SHORT EXERCISE: Copy every record exactly, and keep the pictures out.

DATASET RECORDS:
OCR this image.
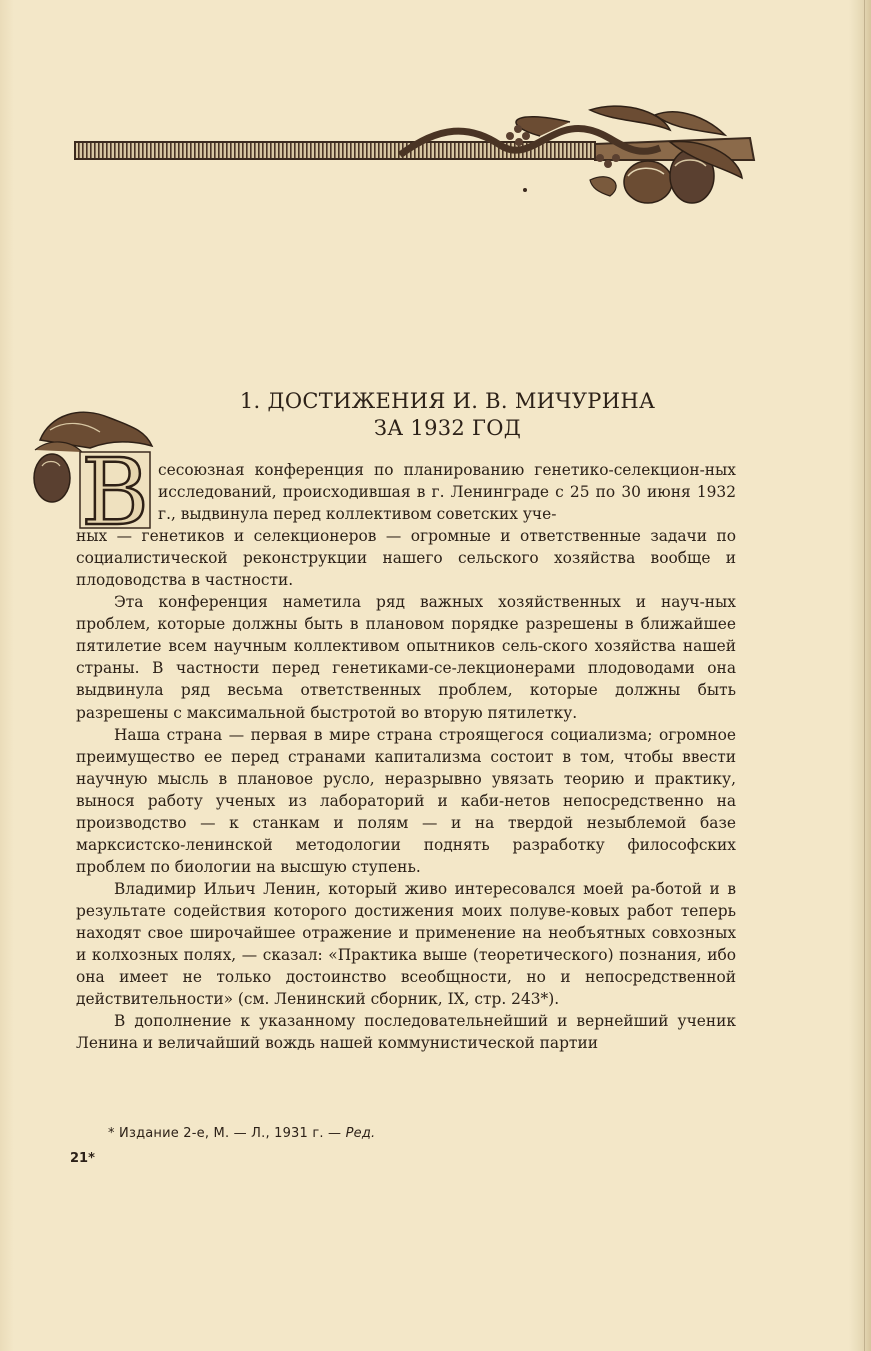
1. ДОСТИЖЕНИЯ И. В. МИЧУРИНА
ЗА 1932 ГОД
В сесоюзная конференция по планированию генетико-селекцион-ных исследований, происходившая в г. Ленинграде с 25 по 30 июня 1932 г., выдвинула перед коллективом советских уче-
ных — генетиков и селекционеров — огромные и ответственные задачи по социалистической реконструкции нашего сельского хозяйства вообще и плодоводства в частности.

Эта конференция наметила ряд важных хозяйственных и науч-ных проблем, которые должны быть в плановом порядке разрешены в ближайшее пятилетие всем научным коллективом опытников сель-ского хозяйства нашей страны. В частности перед генетиками-се-лекционерами плодоводами она выдвинула ряд весьма ответственных проблем, которые должны быть разрешены с максимальной быстротой во вторую пятилетку.

Наша страна — первая в мире страна строящегося социализма; огромное преимущество ее перед странами капитализма состоит в том, чтобы ввести научную мысль в плановое русло, неразрывно увязать теорию и практику, вынося работу ученых из лабораторий и каби-нетов непосредственно на производство — к станкам и полям — и на твердой незыблемой базе марксистско-ленинской методологии поднять разработку философских проблем по биологии на высшую ступень.

Владимир Ильич Ленин, который живо интересовался моей ра-ботой и в результате содействия которого достижения моих полуве-ковых работ теперь находят свое широчайшее отражение и применение на необъятных совхозных и колхозных полях, — сказал: «Практика выше (теоретического) познания, ибо она имеет не только достоинство всеобщности, но и непосредственной действительности» (см. Ленинский сборник, IX, стр. 243*).

В дополнение к указанному последовательнейший и вернейший ученик Ленина и величайший вождь нашей коммунистической партии

* Издание 2-е, М. — Л., 1931 г. — Ред.
21*
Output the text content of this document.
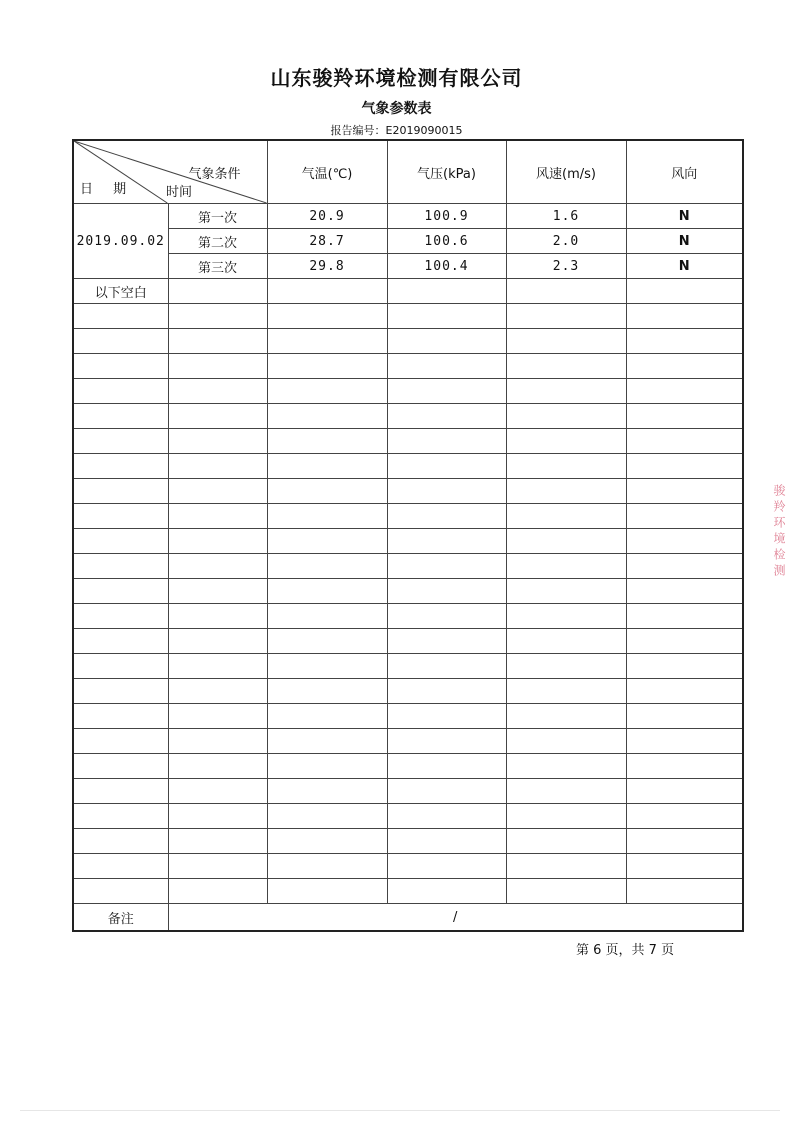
山东骏羚环境检测有限公司
气象参数表
报告编号：E2019090015
气象条件
日 期 时间		气温(℃)	气压(kPa)	风速(m/s)	风向
2019.09.02	第一次	20.9	100.9	1.6	N
	第二次	28.7	100.6	2.0	N
	第三次	29.8	100.4	2.3	N
以下空白					

备注	/				
第 6 页，共 7 页
骏羚环境检测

THE COMPLETED TASK:
OCR this image.
1. ДОСТИЖЕНИЯ И. В. МИЧУРИНА
ЗА 1932 ГОД
В сесоюзная конференция по планированию генетико-селекцион-ных исследований, происходившая в г. Ленинграде с 25 по 30 июня 1932 г., выдвинула перед коллективом советских уче-
ных — генетиков и селекционеров — огромные и ответственные задачи по социалистической реконструкции нашего сельского хозяйства вообще и плодоводства в частности.

Эта конференция наметила ряд важных хозяйственных и науч-ных проблем, которые должны быть в плановом порядке разрешены в ближайшее пятилетие всем научным коллективом опытников сель-ского хозяйства нашей страны. В частности перед генетиками-се-лекционерами плодоводами она выдвинула ряд весьма ответственных проблем, которые должны быть разрешены с максимальной быстротой во вторую пятилетку.

Наша страна — первая в мире страна строящегося социализма; огромное преимущество ее перед странами капитализма состоит в том, чтобы ввести научную мысль в плановое русло, неразрывно увязать теорию и практику, вынося работу ученых из лабораторий и каби-нетов непосредственно на производство — к станкам и полям — и на твердой незыблемой базе марксистско-ленинской методологии поднять разработку философских проблем по биологии на высшую ступень.

Владимир Ильич Ленин, который живо интересовался моей ра-ботой и в результате содействия которого достижения моих полуве-ковых работ теперь находят свое широчайшее отражение и применение на необъятных совхозных и колхозных полях, — сказал: «Практика выше (теоретического) познания, ибо она имеет не только достоинство всеобщности, но и непосредственной действительности» (см. Ленинский сборник, IX, стр. 243*).

В дополнение к указанному последовательнейший и вернейший ученик Ленина и величайший вождь нашей коммунистической партии

* Издание 2-е, М. — Л., 1931 г. — Ред.
21*
Output the text content of this document.
山东骏羚环境检测有限公司
气象参数表
报告编号：E2019090015
气象条件
日 期 时间		气温(℃)	气压(kPa)	风速(m/s)	风向
2019.09.02	第一次	20.9	100.9	1.6	N
	第二次	28.7	100.6	2.0	N
	第三次	29.8	100.4	2.3	N
以下空白					

备注	/				
第 6 页，共 7 页
骏羚环境检测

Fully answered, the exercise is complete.